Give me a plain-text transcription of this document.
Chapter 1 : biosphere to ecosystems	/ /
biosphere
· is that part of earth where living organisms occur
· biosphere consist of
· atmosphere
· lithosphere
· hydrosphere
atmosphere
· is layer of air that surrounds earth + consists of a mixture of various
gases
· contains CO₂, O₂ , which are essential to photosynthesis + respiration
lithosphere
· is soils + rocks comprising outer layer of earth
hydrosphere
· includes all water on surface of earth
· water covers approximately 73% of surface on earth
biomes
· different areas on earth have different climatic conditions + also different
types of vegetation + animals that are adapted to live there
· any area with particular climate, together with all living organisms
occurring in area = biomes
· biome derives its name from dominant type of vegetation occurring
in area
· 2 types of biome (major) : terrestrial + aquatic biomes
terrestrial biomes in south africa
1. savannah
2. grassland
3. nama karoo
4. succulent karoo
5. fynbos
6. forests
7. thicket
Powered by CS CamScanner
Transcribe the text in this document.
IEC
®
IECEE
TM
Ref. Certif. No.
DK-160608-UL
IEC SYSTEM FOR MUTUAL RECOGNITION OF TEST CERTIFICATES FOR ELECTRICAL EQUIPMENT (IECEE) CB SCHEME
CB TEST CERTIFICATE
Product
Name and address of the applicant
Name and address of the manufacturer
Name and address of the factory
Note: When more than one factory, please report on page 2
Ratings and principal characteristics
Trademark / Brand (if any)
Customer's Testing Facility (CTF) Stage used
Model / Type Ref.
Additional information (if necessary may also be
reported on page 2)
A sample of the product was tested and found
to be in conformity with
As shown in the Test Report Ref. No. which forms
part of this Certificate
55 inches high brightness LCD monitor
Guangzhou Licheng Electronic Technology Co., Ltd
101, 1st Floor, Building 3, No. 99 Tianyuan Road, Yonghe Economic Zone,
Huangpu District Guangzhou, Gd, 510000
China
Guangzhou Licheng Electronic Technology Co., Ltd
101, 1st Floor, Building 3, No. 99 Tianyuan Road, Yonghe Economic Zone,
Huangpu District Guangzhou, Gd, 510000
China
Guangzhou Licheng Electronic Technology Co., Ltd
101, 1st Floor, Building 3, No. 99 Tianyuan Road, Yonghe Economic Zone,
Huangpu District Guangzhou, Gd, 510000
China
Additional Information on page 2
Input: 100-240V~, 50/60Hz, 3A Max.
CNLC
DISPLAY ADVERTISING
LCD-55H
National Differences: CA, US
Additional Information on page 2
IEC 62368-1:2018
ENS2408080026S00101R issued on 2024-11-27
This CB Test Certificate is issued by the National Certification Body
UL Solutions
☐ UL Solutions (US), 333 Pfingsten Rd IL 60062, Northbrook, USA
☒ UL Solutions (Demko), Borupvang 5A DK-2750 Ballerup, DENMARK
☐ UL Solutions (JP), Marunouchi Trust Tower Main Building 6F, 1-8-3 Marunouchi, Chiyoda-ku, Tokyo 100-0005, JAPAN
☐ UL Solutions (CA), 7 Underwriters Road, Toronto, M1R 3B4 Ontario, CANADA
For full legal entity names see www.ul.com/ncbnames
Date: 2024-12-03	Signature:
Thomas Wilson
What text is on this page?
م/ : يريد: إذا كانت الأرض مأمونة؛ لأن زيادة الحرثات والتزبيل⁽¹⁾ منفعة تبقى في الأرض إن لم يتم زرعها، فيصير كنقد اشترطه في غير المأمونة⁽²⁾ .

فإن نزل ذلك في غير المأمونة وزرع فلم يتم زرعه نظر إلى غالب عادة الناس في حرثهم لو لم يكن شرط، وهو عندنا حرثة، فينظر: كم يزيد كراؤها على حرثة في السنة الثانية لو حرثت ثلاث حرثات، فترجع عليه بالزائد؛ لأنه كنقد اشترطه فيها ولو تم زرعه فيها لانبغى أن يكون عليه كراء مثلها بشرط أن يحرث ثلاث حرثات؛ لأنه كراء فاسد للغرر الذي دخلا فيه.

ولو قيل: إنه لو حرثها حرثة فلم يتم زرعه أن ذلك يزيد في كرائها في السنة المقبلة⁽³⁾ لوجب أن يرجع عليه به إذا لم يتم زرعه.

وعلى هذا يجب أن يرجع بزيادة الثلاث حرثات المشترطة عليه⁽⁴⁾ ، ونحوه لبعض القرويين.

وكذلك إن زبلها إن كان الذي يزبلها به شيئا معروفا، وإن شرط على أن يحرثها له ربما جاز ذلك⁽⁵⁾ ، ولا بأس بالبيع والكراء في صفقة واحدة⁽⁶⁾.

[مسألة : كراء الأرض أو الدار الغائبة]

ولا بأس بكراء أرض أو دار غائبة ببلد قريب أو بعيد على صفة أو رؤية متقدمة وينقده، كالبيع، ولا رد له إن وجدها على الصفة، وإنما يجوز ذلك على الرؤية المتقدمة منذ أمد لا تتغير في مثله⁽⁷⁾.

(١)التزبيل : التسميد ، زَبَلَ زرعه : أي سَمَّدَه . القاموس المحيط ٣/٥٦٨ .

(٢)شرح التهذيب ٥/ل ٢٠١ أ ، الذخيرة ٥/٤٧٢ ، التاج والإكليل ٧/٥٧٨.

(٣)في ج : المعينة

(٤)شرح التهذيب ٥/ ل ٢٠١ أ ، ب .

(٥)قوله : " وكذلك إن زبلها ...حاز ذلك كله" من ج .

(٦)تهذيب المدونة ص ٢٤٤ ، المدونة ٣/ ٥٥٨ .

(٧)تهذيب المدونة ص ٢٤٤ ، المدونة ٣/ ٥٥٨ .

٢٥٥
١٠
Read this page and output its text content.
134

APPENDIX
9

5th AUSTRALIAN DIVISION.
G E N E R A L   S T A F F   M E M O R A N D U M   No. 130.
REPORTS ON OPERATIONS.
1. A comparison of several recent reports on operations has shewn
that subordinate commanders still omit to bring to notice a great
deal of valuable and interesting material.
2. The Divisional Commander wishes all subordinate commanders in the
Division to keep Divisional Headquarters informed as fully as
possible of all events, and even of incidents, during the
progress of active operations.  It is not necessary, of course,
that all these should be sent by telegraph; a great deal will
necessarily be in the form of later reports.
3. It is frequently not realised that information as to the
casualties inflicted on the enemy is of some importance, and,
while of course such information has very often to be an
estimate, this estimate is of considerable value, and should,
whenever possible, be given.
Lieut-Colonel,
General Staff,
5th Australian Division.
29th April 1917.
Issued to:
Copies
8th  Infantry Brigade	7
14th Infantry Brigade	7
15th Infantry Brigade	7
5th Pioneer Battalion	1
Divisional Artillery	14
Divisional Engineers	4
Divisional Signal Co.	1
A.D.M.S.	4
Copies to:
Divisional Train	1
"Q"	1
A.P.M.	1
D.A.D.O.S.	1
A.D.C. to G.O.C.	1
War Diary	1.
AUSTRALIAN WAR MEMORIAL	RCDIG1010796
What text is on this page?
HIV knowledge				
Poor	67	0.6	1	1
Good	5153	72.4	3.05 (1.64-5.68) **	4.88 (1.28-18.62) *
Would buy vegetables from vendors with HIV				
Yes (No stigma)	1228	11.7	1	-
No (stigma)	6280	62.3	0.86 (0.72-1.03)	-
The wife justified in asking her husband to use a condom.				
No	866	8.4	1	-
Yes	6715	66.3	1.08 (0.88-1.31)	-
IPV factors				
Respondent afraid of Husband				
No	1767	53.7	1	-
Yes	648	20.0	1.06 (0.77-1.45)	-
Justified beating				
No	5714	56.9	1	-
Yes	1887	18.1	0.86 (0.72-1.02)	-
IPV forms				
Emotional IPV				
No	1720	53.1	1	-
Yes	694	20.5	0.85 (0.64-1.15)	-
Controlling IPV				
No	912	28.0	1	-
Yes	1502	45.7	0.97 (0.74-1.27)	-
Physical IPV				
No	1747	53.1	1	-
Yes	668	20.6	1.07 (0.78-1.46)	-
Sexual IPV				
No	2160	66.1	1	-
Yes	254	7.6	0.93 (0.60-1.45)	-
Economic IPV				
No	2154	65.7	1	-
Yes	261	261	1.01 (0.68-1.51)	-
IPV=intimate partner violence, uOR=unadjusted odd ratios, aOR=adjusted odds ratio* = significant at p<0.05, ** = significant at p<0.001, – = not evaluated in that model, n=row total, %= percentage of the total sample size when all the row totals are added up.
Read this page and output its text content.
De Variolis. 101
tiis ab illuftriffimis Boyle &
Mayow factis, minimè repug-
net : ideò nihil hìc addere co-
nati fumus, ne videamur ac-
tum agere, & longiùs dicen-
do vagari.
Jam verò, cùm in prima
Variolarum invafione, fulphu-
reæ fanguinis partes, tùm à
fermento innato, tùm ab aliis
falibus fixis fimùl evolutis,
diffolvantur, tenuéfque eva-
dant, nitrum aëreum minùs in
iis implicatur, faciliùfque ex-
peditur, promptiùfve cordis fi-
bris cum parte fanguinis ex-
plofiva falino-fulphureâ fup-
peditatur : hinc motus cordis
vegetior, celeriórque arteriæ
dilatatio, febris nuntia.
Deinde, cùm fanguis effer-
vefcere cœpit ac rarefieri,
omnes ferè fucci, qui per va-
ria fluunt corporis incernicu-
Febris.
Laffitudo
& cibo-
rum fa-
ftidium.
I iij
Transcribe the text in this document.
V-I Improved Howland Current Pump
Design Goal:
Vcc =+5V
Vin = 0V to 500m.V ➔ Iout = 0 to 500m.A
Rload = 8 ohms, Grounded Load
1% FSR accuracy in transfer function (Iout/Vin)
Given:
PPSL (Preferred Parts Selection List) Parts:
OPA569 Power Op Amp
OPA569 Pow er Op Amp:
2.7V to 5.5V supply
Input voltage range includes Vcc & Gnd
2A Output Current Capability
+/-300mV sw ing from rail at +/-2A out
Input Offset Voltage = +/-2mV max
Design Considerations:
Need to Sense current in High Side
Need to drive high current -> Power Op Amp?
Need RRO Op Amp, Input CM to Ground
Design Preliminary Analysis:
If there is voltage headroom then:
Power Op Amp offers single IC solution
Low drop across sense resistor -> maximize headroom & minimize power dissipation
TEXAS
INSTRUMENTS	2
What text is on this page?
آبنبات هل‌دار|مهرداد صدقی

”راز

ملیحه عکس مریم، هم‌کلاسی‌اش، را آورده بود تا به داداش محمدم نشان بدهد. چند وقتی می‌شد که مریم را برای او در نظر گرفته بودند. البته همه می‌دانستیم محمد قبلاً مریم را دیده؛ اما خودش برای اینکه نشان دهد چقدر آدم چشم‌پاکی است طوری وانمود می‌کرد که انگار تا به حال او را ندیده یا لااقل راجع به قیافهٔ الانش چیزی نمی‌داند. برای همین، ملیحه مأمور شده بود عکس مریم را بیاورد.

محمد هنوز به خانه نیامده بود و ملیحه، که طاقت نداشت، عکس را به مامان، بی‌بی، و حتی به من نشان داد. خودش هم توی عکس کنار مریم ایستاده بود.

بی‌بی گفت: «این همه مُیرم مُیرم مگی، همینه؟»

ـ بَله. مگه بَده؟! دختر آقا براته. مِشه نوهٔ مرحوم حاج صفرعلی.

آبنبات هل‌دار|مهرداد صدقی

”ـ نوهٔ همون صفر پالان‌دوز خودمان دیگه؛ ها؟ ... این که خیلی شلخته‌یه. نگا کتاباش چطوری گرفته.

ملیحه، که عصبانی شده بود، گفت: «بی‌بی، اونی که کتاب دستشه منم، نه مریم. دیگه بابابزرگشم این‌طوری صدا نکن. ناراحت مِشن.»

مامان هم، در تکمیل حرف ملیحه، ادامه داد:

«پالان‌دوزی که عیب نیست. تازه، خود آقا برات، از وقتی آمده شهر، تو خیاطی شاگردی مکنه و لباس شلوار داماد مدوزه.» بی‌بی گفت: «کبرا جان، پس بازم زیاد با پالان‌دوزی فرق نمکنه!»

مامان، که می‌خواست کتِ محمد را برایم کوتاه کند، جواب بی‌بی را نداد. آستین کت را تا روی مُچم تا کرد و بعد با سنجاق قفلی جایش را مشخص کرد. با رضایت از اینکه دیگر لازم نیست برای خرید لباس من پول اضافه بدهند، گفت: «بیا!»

+ + +

-- The exercise --
Gather all lines from the records above in which "course" appears.

-- Task solution --
progress of active operations.  It is not necessary, of course,
while of course such information has very often to be an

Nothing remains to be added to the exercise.